Scan the entries below for the word "true". Copy each line that has it.

** BEGIN DATASET RECORDS **

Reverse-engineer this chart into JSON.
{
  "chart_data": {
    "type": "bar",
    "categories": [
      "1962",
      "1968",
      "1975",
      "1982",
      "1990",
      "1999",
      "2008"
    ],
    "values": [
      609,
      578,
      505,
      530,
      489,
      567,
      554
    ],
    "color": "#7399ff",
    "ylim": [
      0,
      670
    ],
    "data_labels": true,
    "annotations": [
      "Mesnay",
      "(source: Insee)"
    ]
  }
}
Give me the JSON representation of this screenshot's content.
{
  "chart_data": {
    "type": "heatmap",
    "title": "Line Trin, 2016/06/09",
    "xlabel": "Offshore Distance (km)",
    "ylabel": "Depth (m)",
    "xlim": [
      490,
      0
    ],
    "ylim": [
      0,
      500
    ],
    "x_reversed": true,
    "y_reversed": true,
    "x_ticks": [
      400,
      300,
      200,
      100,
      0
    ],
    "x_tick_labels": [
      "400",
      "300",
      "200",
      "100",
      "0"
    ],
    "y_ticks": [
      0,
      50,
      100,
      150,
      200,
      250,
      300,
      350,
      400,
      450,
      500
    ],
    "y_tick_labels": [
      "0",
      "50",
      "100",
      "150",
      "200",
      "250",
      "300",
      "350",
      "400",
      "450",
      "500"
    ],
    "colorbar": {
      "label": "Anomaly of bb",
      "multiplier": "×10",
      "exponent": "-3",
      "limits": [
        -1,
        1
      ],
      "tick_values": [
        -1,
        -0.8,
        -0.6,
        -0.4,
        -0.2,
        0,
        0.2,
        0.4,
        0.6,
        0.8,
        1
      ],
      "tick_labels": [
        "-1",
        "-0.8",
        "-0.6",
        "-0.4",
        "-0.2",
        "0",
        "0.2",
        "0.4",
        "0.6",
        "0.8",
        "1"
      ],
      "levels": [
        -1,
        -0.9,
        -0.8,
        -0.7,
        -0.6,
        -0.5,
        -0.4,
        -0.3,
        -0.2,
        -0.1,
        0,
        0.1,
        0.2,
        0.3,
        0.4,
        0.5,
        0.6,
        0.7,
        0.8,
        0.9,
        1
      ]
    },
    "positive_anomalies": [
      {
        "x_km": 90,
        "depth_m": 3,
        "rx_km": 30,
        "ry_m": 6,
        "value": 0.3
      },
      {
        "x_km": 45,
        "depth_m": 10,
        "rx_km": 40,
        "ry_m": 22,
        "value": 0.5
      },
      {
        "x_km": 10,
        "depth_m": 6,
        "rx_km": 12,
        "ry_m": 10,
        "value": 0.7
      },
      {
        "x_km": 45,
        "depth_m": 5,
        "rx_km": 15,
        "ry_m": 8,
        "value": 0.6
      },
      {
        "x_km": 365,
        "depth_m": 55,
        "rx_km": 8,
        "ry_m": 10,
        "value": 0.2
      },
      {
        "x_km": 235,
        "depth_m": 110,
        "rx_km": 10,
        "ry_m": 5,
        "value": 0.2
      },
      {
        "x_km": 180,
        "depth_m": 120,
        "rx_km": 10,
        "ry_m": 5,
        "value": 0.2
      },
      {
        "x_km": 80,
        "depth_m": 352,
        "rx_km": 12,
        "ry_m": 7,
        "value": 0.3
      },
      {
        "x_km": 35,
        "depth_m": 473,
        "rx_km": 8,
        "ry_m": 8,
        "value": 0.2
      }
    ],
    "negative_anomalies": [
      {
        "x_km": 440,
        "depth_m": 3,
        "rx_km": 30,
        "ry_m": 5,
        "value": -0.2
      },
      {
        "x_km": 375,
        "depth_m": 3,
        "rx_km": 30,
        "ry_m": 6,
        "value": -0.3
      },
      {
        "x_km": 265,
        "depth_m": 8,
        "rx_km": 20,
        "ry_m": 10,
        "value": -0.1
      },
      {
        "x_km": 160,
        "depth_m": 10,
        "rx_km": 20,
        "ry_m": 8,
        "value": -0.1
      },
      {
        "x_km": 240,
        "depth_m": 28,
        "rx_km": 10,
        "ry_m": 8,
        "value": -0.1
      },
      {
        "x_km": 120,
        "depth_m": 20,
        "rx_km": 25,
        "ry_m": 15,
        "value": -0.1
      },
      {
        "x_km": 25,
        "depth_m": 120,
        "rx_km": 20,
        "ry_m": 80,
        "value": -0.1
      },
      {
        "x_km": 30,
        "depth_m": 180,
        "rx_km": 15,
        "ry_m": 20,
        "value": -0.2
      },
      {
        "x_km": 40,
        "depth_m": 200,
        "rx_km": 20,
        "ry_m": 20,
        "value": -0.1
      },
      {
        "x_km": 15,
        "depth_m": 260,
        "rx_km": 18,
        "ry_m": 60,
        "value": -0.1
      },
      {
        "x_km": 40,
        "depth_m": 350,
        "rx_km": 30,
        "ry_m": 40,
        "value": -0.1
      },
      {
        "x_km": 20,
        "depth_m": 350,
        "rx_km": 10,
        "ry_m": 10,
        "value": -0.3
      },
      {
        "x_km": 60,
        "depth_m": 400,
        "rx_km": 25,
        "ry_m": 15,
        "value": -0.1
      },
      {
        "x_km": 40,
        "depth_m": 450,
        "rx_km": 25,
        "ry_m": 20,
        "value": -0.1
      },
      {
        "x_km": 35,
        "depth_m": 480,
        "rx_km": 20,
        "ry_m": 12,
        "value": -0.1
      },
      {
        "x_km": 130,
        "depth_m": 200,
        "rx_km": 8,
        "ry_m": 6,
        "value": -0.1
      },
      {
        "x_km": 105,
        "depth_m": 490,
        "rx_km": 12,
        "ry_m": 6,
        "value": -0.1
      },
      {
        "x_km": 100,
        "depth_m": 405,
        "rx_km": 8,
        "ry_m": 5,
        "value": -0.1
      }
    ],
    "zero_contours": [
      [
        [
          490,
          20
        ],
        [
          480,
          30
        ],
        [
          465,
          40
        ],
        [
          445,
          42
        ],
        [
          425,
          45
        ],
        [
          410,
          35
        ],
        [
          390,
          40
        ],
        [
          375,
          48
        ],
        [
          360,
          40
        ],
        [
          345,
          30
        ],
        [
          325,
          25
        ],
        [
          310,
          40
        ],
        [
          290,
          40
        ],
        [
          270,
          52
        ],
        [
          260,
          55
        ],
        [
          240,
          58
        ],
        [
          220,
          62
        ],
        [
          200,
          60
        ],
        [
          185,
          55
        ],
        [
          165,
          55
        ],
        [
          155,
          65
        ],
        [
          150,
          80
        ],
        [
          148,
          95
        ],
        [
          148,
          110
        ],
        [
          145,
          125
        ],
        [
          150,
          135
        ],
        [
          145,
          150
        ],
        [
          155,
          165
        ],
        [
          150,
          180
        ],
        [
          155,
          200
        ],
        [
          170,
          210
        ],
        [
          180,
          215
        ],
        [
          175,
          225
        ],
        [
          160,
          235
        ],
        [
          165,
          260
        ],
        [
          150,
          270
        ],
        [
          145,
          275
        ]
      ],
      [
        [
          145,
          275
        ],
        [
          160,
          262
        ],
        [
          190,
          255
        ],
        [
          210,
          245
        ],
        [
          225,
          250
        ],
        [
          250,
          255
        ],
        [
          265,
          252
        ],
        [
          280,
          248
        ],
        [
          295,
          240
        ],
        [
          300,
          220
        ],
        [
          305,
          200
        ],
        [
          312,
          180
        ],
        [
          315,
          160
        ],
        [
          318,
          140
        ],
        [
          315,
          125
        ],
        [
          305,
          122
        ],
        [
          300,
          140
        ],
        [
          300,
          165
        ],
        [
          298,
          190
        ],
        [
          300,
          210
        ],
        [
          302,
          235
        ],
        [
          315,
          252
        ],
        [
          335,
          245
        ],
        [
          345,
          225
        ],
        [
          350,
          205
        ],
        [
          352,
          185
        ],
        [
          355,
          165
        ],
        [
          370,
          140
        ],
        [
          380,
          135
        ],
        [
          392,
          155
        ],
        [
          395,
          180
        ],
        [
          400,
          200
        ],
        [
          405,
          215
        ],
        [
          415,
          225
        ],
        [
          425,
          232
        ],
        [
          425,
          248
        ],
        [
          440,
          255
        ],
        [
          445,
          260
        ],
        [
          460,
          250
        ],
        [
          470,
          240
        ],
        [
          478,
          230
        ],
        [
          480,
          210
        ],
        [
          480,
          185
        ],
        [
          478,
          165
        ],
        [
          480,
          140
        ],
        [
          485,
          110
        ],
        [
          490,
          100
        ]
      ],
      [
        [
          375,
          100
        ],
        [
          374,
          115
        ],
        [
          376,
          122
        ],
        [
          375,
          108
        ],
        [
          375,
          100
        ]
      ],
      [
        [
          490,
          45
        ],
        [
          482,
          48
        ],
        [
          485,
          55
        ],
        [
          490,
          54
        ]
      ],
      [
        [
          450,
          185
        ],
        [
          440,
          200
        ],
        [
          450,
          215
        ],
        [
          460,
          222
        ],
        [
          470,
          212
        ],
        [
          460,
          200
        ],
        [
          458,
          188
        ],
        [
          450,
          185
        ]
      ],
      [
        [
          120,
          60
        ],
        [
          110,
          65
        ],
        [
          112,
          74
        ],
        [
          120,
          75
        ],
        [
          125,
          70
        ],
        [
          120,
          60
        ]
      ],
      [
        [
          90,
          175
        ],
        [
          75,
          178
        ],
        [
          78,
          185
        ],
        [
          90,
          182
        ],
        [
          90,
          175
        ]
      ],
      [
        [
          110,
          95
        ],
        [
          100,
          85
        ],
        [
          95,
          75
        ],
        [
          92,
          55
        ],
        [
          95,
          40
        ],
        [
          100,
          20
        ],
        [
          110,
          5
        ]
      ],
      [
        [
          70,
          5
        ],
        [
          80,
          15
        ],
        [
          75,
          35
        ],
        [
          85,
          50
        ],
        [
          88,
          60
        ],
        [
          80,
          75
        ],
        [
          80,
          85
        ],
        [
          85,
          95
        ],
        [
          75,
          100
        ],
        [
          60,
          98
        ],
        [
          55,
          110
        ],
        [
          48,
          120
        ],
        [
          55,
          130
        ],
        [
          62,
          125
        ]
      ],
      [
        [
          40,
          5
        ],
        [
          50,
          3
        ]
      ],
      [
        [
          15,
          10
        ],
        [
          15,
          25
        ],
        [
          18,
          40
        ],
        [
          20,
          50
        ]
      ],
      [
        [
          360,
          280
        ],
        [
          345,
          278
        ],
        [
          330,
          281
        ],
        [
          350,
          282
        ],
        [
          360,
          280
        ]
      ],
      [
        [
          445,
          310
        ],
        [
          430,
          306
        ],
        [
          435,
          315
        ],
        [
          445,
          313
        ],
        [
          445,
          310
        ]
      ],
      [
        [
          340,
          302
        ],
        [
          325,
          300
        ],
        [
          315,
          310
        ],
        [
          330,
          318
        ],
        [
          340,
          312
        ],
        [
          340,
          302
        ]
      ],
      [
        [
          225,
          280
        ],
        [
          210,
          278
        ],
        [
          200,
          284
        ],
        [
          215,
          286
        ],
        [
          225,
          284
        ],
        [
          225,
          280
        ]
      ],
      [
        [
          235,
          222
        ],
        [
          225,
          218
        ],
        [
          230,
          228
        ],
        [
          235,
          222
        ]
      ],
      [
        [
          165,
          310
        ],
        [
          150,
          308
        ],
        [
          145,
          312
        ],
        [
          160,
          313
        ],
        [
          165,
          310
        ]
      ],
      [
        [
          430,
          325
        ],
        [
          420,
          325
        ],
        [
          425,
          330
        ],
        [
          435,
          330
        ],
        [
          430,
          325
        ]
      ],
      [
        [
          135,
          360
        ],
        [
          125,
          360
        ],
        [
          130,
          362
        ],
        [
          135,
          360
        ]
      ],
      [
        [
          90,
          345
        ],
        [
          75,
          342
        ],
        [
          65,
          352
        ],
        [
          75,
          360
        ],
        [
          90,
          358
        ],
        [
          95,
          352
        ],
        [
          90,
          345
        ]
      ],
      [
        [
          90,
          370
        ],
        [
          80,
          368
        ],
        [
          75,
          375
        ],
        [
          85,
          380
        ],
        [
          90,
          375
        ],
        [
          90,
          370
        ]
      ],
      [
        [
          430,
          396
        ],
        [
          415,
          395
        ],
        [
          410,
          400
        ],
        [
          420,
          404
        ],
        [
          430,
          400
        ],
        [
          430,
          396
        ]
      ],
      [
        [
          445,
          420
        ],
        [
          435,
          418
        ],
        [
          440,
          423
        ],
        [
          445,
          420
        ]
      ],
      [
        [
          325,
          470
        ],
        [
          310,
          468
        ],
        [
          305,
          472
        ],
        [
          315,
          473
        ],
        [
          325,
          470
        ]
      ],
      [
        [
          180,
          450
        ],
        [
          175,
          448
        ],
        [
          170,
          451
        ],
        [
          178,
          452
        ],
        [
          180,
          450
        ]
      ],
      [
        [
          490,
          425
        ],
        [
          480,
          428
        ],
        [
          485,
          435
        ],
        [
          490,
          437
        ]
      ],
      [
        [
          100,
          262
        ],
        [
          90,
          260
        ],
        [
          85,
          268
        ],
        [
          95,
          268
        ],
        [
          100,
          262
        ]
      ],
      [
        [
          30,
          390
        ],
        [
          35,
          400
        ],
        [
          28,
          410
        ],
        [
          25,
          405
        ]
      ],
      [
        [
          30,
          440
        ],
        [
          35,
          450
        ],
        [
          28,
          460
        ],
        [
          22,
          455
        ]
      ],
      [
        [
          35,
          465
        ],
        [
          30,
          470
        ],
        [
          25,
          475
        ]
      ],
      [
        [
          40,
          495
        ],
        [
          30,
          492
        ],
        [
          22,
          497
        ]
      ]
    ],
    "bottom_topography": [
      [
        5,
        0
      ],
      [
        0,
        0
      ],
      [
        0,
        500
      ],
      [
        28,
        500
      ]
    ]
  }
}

** END DATASET RECORDS **

• REPLY TO THE EXERCISE
    "data_labels": true,
    "x_reversed": true,
    "y_reversed": true,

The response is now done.